**Exercise aim**
For each line below that includes the word "data", make a copy.
• • • • • • •
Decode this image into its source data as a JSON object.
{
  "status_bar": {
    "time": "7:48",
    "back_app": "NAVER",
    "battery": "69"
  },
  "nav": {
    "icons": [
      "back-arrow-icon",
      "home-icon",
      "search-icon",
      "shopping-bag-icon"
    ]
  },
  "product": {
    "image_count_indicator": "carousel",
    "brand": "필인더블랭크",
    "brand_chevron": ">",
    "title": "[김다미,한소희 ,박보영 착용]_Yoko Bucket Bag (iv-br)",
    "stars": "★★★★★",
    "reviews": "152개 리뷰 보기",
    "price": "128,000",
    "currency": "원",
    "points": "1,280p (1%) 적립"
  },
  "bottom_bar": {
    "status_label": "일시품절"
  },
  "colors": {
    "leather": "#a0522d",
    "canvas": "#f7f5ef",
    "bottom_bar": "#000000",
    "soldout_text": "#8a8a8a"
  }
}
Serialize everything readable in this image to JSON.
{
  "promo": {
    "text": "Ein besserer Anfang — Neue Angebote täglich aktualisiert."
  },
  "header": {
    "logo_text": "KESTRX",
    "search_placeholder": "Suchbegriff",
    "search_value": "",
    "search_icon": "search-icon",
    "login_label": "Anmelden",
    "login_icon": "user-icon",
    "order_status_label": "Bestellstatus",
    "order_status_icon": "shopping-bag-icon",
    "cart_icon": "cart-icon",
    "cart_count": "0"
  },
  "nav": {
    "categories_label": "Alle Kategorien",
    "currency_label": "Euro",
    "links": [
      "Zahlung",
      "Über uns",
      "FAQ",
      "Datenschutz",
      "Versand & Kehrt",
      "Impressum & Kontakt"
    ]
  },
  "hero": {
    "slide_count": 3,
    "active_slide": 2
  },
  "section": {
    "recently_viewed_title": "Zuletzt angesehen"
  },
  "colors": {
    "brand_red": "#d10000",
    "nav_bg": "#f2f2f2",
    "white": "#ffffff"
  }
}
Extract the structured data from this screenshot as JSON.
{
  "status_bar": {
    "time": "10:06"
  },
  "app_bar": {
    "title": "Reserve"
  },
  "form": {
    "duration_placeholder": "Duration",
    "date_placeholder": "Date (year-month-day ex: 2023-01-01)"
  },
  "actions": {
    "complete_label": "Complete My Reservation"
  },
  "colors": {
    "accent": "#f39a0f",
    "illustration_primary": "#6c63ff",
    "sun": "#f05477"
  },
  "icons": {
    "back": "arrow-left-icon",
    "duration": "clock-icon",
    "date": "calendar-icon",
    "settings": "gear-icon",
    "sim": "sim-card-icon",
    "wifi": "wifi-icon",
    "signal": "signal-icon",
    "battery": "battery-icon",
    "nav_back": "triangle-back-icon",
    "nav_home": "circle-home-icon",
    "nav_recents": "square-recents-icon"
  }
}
• • • • • • •
**Written answer**
Decode this image into its source data as a JSON object.
Extract the structured data from this screenshot as JSON.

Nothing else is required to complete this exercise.